__Task description__: Output the material beneath this task exactly, images excluded.

Raw records
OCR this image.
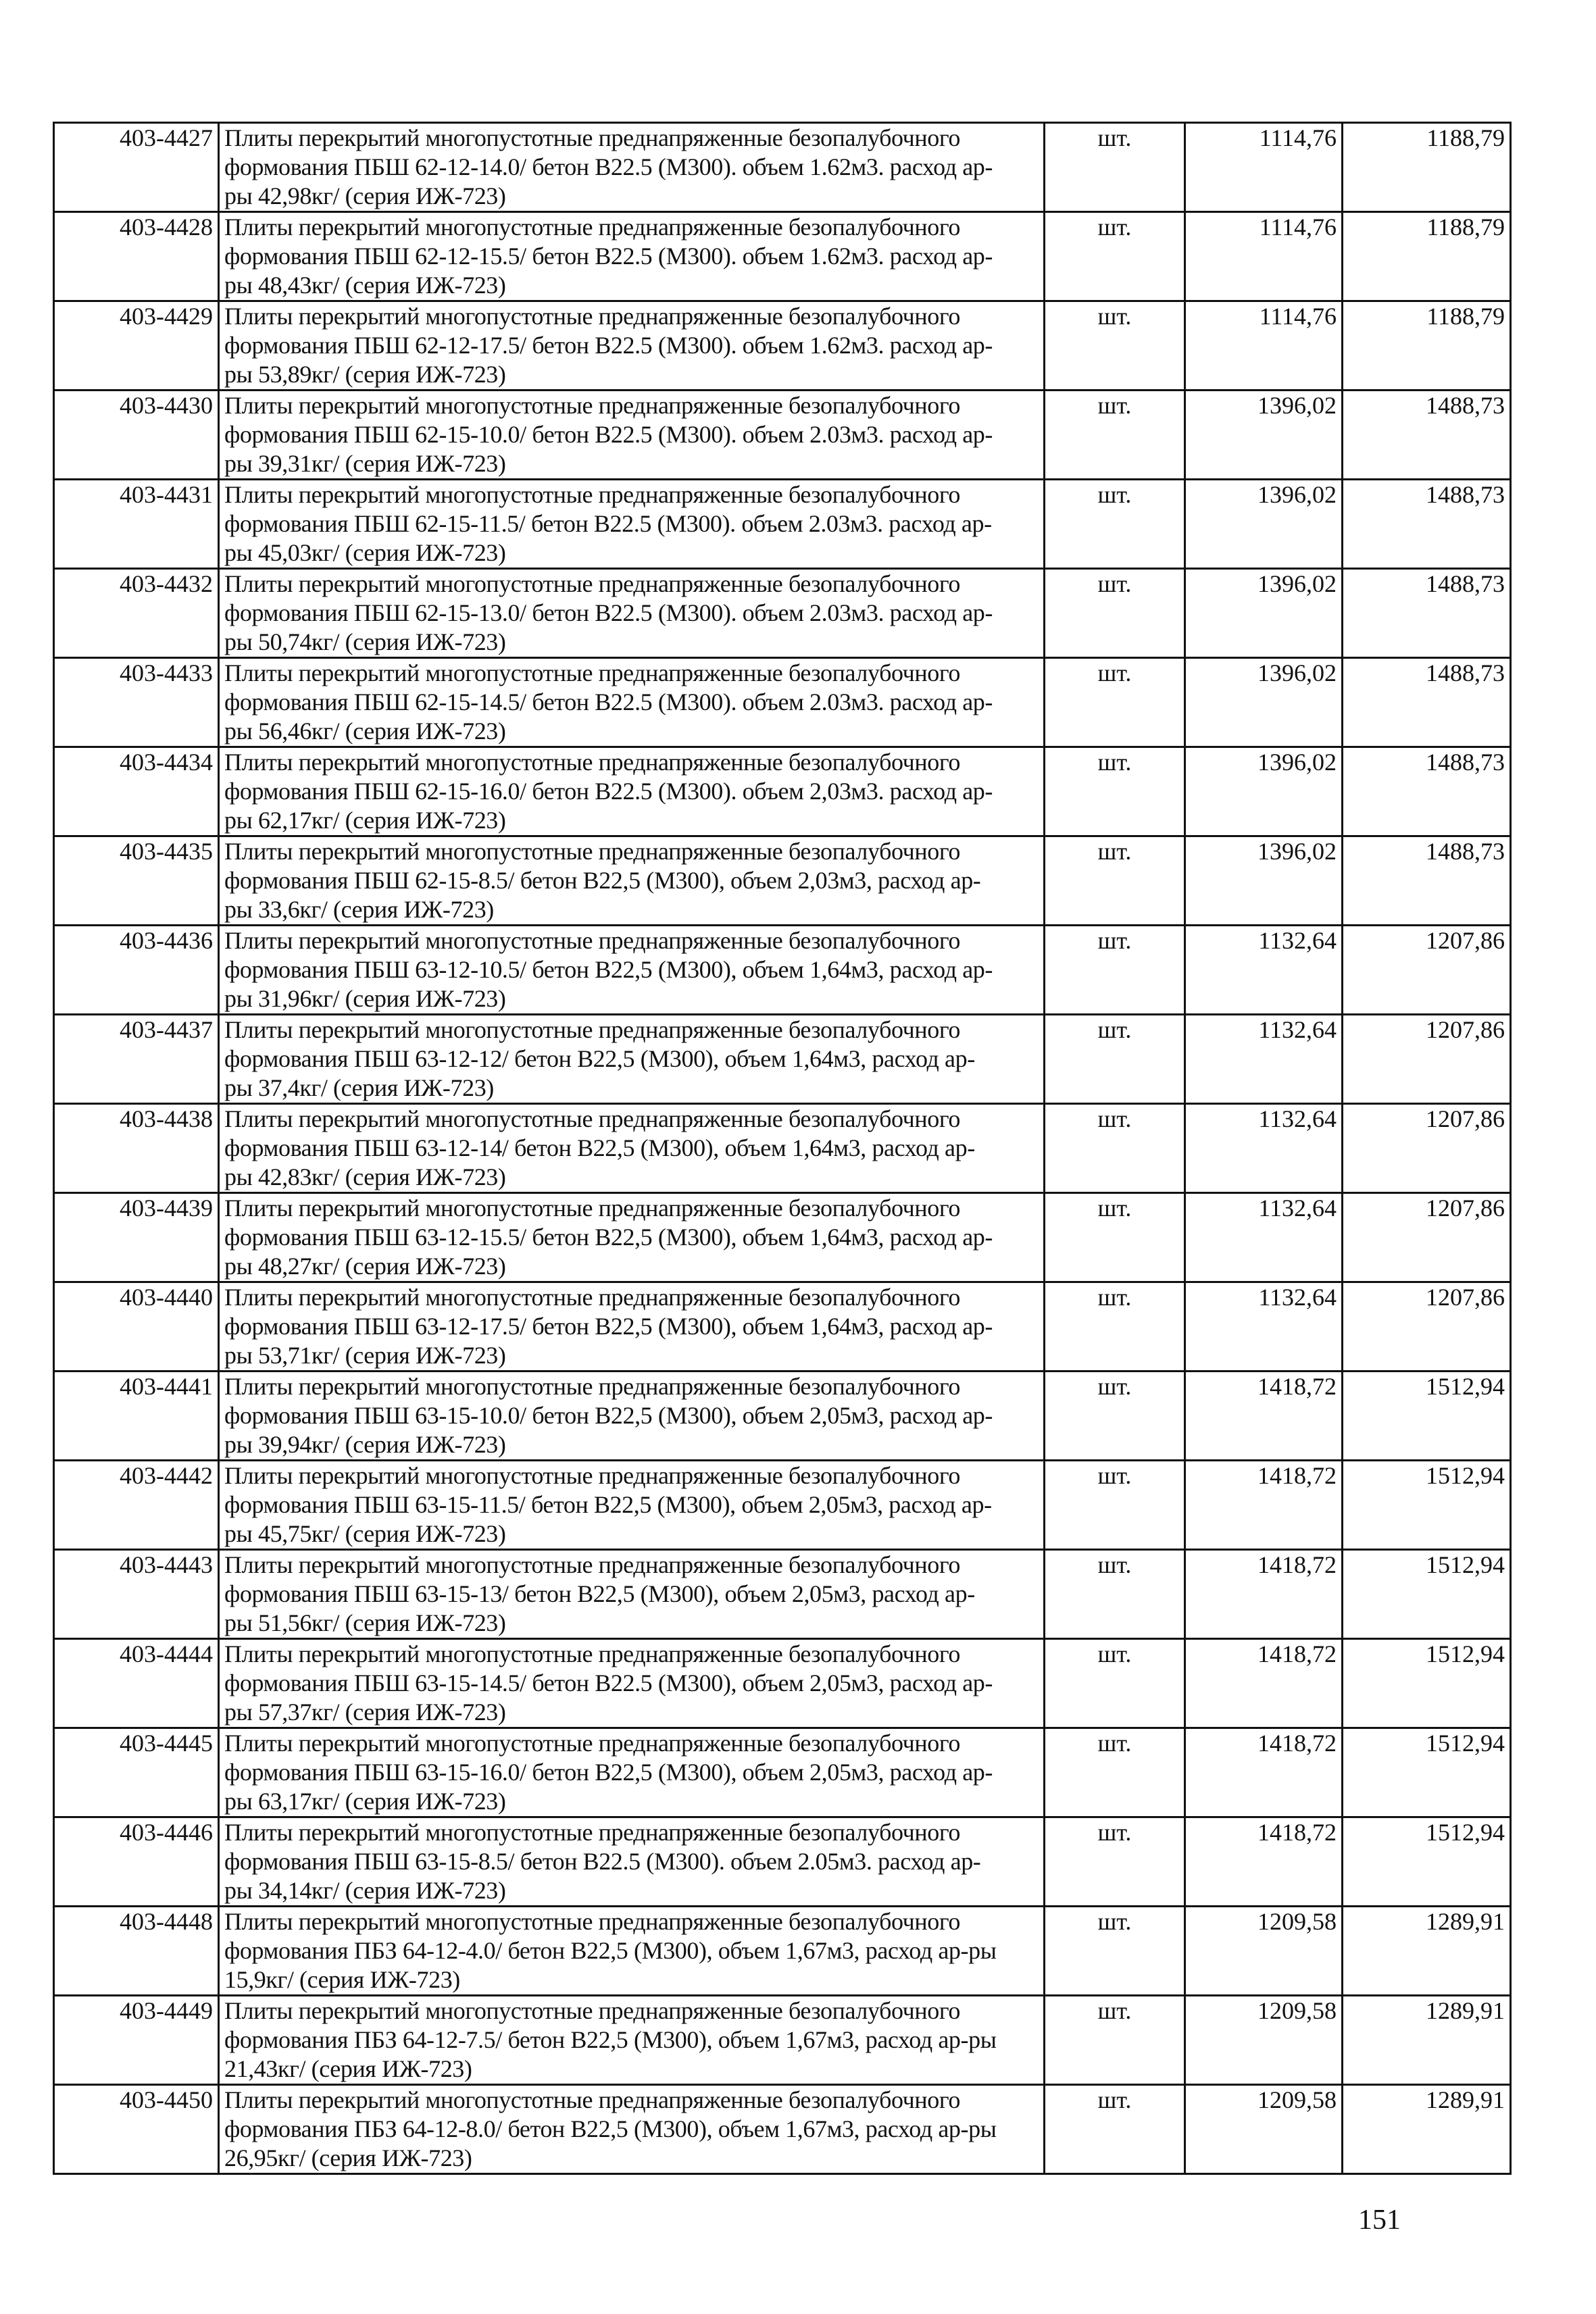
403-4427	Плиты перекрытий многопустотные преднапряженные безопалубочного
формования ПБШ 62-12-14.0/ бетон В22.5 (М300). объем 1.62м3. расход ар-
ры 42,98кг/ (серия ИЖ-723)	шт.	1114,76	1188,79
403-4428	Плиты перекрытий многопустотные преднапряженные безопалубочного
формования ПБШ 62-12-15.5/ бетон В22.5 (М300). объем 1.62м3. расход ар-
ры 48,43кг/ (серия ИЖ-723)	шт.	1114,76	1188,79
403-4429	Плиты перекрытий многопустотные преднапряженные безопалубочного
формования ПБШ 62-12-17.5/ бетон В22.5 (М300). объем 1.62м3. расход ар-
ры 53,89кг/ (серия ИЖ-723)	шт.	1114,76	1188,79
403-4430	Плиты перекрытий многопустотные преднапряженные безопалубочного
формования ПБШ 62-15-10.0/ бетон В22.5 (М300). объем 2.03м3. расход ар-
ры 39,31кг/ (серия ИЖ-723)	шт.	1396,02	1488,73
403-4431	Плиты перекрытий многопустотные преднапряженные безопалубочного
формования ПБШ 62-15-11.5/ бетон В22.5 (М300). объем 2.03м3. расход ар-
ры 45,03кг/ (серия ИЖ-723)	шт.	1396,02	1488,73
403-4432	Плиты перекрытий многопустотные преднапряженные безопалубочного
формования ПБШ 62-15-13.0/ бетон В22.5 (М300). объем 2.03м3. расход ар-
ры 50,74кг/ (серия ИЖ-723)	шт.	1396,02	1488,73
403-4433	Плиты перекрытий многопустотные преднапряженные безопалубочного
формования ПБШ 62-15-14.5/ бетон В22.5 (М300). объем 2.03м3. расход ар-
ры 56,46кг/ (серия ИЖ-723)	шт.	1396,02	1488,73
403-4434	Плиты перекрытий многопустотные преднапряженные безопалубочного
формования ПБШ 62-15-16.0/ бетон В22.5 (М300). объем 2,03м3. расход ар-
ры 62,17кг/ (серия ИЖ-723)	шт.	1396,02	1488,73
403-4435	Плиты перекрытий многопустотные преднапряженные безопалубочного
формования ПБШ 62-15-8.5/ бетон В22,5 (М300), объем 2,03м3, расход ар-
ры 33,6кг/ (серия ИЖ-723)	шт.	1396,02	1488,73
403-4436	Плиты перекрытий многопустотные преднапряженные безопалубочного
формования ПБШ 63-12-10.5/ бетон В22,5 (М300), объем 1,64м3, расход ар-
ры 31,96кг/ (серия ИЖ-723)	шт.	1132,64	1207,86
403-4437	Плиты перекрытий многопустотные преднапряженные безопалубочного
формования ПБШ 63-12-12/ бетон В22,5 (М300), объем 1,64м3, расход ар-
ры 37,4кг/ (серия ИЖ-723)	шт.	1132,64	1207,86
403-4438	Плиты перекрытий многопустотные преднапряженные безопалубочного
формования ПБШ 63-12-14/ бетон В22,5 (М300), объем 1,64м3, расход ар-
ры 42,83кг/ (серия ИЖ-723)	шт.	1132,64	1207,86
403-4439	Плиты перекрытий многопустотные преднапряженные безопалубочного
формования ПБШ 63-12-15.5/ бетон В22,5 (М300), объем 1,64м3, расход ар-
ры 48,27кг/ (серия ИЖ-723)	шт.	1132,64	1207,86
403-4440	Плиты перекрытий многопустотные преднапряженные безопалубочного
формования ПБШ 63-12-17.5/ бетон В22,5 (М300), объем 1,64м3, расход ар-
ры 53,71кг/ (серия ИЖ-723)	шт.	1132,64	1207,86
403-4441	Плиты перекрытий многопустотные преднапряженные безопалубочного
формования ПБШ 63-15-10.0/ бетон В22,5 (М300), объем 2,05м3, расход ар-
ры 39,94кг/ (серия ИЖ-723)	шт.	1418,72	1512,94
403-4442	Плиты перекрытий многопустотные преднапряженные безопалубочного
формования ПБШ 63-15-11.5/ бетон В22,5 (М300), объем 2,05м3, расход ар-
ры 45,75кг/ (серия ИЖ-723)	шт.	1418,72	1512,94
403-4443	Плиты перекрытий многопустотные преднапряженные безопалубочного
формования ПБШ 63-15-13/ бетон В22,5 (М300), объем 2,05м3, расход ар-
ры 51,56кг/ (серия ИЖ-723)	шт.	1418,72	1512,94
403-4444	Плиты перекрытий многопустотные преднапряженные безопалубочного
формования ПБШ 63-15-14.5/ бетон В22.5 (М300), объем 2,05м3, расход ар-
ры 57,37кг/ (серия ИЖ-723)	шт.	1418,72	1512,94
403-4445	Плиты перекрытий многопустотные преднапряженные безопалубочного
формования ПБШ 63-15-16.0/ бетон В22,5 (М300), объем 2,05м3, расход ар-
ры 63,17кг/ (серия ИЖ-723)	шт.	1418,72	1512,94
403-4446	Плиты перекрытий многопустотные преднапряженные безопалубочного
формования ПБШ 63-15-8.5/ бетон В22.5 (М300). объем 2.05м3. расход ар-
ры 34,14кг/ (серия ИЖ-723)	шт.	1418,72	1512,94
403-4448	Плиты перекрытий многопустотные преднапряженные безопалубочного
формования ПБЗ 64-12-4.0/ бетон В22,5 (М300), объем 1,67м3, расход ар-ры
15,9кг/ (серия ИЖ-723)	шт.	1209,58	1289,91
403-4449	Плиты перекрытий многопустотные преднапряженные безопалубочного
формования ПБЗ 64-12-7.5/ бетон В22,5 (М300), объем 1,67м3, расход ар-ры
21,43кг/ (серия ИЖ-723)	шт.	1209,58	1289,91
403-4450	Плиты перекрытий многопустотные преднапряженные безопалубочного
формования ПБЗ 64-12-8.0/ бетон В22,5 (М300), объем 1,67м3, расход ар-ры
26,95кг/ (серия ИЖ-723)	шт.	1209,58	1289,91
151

__Response to the task__:
OCR this image.
403-4427	Плиты перекрытий многопустотные преднапряженные безопалубочного
формования ПБШ 62-12-14.0/ бетон В22.5 (М300). объем 1.62м3. расход ар-
ры 42,98кг/ (серия ИЖ-723)	шт.	1114,76	1188,79
403-4428	Плиты перекрытий многопустотные преднапряженные безопалубочного
формования ПБШ 62-12-15.5/ бетон В22.5 (М300). объем 1.62м3. расход ар-
ры 48,43кг/ (серия ИЖ-723)	шт.	1114,76	1188,79
403-4429	Плиты перекрытий многопустотные преднапряженные безопалубочного
формования ПБШ 62-12-17.5/ бетон В22.5 (М300). объем 1.62м3. расход ар-
ры 53,89кг/ (серия ИЖ-723)	шт.	1114,76	1188,79
403-4430	Плиты перекрытий многопустотные преднапряженные безопалубочного
формования ПБШ 62-15-10.0/ бетон В22.5 (М300). объем 2.03м3. расход ар-
ры 39,31кг/ (серия ИЖ-723)	шт.	1396,02	1488,73
403-4431	Плиты перекрытий многопустотные преднапряженные безопалубочного
формования ПБШ 62-15-11.5/ бетон В22.5 (М300). объем 2.03м3. расход ар-
ры 45,03кг/ (серия ИЖ-723)	шт.	1396,02	1488,73
403-4432	Плиты перекрытий многопустотные преднапряженные безопалубочного
формования ПБШ 62-15-13.0/ бетон В22.5 (М300). объем 2.03м3. расход ар-
ры 50,74кг/ (серия ИЖ-723)	шт.	1396,02	1488,73
403-4433	Плиты перекрытий многопустотные преднапряженные безопалубочного
формования ПБШ 62-15-14.5/ бетон В22.5 (М300). объем 2.03м3. расход ар-
ры 56,46кг/ (серия ИЖ-723)	шт.	1396,02	1488,73
403-4434	Плиты перекрытий многопустотные преднапряженные безопалубочного
формования ПБШ 62-15-16.0/ бетон В22.5 (М300). объем 2,03м3. расход ар-
ры 62,17кг/ (серия ИЖ-723)	шт.	1396,02	1488,73
403-4435	Плиты перекрытий многопустотные преднапряженные безопалубочного
формования ПБШ 62-15-8.5/ бетон В22,5 (М300), объем 2,03м3, расход ар-
ры 33,6кг/ (серия ИЖ-723)	шт.	1396,02	1488,73
403-4436	Плиты перекрытий многопустотные преднапряженные безопалубочного
формования ПБШ 63-12-10.5/ бетон В22,5 (М300), объем 1,64м3, расход ар-
ры 31,96кг/ (серия ИЖ-723)	шт.	1132,64	1207,86
403-4437	Плиты перекрытий многопустотные преднапряженные безопалубочного
формования ПБШ 63-12-12/ бетон В22,5 (М300), объем 1,64м3, расход ар-
ры 37,4кг/ (серия ИЖ-723)	шт.	1132,64	1207,86
403-4438	Плиты перекрытий многопустотные преднапряженные безопалубочного
формования ПБШ 63-12-14/ бетон В22,5 (М300), объем 1,64м3, расход ар-
ры 42,83кг/ (серия ИЖ-723)	шт.	1132,64	1207,86
403-4439	Плиты перекрытий многопустотные преднапряженные безопалубочного
формования ПБШ 63-12-15.5/ бетон В22,5 (М300), объем 1,64м3, расход ар-
ры 48,27кг/ (серия ИЖ-723)	шт.	1132,64	1207,86
403-4440	Плиты перекрытий многопустотные преднапряженные безопалубочного
формования ПБШ 63-12-17.5/ бетон В22,5 (М300), объем 1,64м3, расход ар-
ры 53,71кг/ (серия ИЖ-723)	шт.	1132,64	1207,86
403-4441	Плиты перекрытий многопустотные преднапряженные безопалубочного
формования ПБШ 63-15-10.0/ бетон В22,5 (М300), объем 2,05м3, расход ар-
ры 39,94кг/ (серия ИЖ-723)	шт.	1418,72	1512,94
403-4442	Плиты перекрытий многопустотные преднапряженные безопалубочного
формования ПБШ 63-15-11.5/ бетон В22,5 (М300), объем 2,05м3, расход ар-
ры 45,75кг/ (серия ИЖ-723)	шт.	1418,72	1512,94
403-4443	Плиты перекрытий многопустотные преднапряженные безопалубочного
формования ПБШ 63-15-13/ бетон В22,5 (М300), объем 2,05м3, расход ар-
ры 51,56кг/ (серия ИЖ-723)	шт.	1418,72	1512,94
403-4444	Плиты перекрытий многопустотные преднапряженные безопалубочного
формования ПБШ 63-15-14.5/ бетон В22.5 (М300), объем 2,05м3, расход ар-
ры 57,37кг/ (серия ИЖ-723)	шт.	1418,72	1512,94
403-4445	Плиты перекрытий многопустотные преднапряженные безопалубочного
формования ПБШ 63-15-16.0/ бетон В22,5 (М300), объем 2,05м3, расход ар-
ры 63,17кг/ (серия ИЖ-723)	шт.	1418,72	1512,94
403-4446	Плиты перекрытий многопустотные преднапряженные безопалубочного
формования ПБШ 63-15-8.5/ бетон В22.5 (М300). объем 2.05м3. расход ар-
ры 34,14кг/ (серия ИЖ-723)	шт.	1418,72	1512,94
403-4448	Плиты перекрытий многопустотные преднапряженные безопалубочного
формования ПБЗ 64-12-4.0/ бетон В22,5 (М300), объем 1,67м3, расход ар-ры
15,9кг/ (серия ИЖ-723)	шт.	1209,58	1289,91
403-4449	Плиты перекрытий многопустотные преднапряженные безопалубочного
формования ПБЗ 64-12-7.5/ бетон В22,5 (М300), объем 1,67м3, расход ар-ры
21,43кг/ (серия ИЖ-723)	шт.	1209,58	1289,91
403-4450	Плиты перекрытий многопустотные преднапряженные безопалубочного
формования ПБЗ 64-12-8.0/ бетон В22,5 (М300), объем 1,67м3, расход ар-ры
26,95кг/ (серия ИЖ-723)	шт.	1209,58	1289,91
151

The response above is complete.